Items from a figure collection:
• • • • • • •

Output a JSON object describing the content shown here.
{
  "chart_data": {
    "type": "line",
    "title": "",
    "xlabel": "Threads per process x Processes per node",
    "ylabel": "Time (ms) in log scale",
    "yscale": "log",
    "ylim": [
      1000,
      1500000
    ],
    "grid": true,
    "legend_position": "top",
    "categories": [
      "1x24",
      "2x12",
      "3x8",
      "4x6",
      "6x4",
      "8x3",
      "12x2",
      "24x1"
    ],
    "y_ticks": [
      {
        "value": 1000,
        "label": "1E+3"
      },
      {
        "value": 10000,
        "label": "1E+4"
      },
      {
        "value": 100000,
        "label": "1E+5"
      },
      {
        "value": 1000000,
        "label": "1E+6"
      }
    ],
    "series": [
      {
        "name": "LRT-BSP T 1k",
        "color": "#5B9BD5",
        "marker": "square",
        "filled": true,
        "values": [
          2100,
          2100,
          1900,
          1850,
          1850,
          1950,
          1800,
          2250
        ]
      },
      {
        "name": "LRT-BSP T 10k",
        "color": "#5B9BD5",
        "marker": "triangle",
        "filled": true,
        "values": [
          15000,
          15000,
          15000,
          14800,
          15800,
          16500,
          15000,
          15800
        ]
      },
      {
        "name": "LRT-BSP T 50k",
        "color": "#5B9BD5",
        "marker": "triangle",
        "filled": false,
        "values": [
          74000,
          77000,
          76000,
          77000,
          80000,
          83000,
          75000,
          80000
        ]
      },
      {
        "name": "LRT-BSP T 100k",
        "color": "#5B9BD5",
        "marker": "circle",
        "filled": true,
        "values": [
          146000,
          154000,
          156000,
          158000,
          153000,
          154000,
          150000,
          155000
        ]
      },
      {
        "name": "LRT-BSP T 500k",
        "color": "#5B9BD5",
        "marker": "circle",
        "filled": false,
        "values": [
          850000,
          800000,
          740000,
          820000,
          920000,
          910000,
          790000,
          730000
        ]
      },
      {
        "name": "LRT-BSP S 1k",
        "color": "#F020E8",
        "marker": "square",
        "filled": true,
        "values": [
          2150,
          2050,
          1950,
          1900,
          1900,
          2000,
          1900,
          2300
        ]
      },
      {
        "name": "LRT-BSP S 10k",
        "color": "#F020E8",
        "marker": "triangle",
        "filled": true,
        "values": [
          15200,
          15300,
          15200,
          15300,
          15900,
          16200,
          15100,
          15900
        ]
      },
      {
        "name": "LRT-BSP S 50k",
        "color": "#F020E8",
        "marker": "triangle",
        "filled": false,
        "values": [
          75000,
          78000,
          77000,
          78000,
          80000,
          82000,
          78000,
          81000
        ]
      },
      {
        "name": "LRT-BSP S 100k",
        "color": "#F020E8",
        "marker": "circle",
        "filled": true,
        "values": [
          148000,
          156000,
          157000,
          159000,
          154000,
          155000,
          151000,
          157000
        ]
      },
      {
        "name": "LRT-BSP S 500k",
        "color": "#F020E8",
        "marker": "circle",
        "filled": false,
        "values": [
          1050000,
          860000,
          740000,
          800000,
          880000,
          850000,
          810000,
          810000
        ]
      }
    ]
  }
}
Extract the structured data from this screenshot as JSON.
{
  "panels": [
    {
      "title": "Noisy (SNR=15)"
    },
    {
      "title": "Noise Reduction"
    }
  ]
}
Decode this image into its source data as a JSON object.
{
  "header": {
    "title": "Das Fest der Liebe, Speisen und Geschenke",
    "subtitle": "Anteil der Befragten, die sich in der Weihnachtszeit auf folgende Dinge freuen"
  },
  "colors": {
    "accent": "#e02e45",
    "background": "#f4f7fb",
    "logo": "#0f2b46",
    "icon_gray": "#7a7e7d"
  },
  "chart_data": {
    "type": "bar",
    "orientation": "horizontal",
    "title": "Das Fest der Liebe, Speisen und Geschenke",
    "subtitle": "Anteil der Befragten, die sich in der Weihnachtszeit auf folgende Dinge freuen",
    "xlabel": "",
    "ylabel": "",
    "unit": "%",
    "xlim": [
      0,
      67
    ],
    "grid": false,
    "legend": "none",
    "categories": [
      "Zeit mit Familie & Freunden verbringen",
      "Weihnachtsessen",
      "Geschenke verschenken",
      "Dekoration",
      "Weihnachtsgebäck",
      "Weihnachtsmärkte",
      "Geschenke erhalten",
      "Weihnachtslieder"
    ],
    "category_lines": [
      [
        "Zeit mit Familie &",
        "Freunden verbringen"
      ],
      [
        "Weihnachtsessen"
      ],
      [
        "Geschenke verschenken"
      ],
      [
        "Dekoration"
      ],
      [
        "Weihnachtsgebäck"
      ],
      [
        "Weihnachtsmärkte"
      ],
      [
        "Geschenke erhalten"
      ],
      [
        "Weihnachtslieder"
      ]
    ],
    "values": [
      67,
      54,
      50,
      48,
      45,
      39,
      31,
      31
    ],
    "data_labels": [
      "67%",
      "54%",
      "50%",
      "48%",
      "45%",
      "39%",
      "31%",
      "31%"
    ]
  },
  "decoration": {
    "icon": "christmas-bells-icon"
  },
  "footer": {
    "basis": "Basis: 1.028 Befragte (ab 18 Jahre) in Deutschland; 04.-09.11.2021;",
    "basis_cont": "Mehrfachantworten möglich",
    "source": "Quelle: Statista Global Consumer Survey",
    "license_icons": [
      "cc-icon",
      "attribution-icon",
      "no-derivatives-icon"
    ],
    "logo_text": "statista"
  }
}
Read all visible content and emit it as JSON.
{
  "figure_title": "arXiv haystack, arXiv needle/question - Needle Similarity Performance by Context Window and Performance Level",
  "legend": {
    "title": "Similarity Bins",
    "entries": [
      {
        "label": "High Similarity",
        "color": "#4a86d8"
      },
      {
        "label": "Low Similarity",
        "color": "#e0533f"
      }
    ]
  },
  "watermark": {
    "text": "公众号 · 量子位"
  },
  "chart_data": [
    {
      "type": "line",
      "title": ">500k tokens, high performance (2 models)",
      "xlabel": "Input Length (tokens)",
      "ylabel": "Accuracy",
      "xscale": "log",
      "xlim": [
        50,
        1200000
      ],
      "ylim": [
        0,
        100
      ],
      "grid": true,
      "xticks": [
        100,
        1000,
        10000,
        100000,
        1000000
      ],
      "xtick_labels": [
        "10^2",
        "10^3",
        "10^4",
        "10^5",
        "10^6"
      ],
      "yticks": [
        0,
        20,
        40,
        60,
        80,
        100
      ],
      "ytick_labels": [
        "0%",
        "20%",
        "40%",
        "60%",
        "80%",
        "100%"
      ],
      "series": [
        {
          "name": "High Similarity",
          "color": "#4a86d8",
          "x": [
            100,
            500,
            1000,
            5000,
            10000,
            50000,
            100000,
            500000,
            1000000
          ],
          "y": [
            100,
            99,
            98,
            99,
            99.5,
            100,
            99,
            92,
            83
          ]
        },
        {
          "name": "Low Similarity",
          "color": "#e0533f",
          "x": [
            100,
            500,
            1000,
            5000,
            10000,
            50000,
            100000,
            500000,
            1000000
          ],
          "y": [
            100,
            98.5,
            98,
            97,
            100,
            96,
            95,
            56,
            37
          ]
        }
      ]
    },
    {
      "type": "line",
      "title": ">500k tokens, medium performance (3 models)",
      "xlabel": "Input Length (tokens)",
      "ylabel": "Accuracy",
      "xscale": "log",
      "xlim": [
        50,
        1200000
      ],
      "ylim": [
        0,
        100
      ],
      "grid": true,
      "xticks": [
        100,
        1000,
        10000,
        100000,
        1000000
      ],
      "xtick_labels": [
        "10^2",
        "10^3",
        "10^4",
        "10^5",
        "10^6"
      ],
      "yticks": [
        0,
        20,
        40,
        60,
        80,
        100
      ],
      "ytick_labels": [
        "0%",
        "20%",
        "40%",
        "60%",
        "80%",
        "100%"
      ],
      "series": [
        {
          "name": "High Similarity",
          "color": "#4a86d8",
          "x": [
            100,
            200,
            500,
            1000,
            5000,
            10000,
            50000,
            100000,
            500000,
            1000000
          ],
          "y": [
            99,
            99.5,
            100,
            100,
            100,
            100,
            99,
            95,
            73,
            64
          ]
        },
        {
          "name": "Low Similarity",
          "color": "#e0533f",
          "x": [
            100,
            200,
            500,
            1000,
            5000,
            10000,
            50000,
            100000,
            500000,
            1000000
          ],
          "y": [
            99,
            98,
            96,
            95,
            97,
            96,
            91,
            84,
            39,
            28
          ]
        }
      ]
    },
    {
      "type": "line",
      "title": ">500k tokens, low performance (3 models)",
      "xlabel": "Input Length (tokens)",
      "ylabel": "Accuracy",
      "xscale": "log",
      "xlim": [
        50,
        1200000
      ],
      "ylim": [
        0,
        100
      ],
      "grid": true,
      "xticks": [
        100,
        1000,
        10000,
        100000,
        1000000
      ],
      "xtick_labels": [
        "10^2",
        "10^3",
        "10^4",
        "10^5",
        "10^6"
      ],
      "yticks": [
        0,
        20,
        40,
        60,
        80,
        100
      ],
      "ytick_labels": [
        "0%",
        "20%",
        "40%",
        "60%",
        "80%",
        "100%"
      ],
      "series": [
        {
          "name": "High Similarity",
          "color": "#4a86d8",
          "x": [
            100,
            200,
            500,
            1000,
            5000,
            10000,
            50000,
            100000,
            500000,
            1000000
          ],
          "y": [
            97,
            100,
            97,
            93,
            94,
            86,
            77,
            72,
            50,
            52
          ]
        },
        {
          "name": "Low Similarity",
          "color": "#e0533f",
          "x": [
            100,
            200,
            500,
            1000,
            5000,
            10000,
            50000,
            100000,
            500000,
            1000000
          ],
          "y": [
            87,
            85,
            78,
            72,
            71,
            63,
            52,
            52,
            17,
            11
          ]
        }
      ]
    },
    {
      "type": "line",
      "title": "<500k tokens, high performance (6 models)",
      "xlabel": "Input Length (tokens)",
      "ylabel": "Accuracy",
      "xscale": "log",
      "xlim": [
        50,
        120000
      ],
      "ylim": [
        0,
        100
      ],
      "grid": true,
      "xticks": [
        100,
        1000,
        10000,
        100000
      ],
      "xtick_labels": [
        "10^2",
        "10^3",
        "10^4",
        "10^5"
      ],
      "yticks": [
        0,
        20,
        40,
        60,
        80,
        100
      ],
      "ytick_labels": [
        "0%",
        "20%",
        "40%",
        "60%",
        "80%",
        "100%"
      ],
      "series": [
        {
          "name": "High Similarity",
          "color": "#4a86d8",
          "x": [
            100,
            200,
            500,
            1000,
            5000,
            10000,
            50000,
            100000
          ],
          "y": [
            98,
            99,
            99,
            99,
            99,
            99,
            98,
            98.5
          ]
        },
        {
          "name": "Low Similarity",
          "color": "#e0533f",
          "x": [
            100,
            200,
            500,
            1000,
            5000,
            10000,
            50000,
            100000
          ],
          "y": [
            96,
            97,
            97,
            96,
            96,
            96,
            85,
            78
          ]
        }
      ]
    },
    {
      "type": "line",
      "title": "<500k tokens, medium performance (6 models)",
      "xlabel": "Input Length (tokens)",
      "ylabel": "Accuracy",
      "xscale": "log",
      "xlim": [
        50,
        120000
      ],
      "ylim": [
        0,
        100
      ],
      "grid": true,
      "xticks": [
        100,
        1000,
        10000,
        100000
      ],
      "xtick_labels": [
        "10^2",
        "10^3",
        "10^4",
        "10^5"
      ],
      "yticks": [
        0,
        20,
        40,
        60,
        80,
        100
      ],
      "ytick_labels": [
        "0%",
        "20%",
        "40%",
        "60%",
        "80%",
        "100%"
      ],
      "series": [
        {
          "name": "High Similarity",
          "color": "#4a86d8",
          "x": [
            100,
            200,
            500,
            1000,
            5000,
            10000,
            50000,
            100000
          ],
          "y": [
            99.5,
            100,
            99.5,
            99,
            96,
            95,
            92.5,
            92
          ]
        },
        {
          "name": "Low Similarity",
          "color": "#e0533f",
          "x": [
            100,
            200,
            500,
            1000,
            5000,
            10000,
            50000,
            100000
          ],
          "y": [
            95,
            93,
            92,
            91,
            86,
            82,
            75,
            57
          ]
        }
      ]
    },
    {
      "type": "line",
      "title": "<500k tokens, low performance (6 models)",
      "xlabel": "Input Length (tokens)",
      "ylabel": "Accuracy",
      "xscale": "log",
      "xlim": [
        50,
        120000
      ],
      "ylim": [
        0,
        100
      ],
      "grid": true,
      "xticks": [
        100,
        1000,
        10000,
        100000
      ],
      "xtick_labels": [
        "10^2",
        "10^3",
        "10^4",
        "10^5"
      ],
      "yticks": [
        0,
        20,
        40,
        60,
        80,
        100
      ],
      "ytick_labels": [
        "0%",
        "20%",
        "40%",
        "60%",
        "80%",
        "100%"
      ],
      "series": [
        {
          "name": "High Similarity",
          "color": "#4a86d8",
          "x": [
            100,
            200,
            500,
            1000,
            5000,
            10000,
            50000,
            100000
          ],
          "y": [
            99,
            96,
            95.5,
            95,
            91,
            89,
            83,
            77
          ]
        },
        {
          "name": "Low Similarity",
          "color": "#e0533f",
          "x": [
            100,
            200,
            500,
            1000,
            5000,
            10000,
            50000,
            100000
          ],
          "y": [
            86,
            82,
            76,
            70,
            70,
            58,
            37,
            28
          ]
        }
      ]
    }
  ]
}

• • • • • • •

# [Objective]
Look over the listing above. Pick out and copy every line that includes "Befragten".

# [Completed exercise]
    "subtitle": "Anteil der Befragten, die sich in der Weihnachtszeit auf folgende Dinge freuen"
    "subtitle": "Anteil der Befragten, die sich in der Weihnachtszeit auf folgende Dinge freuen",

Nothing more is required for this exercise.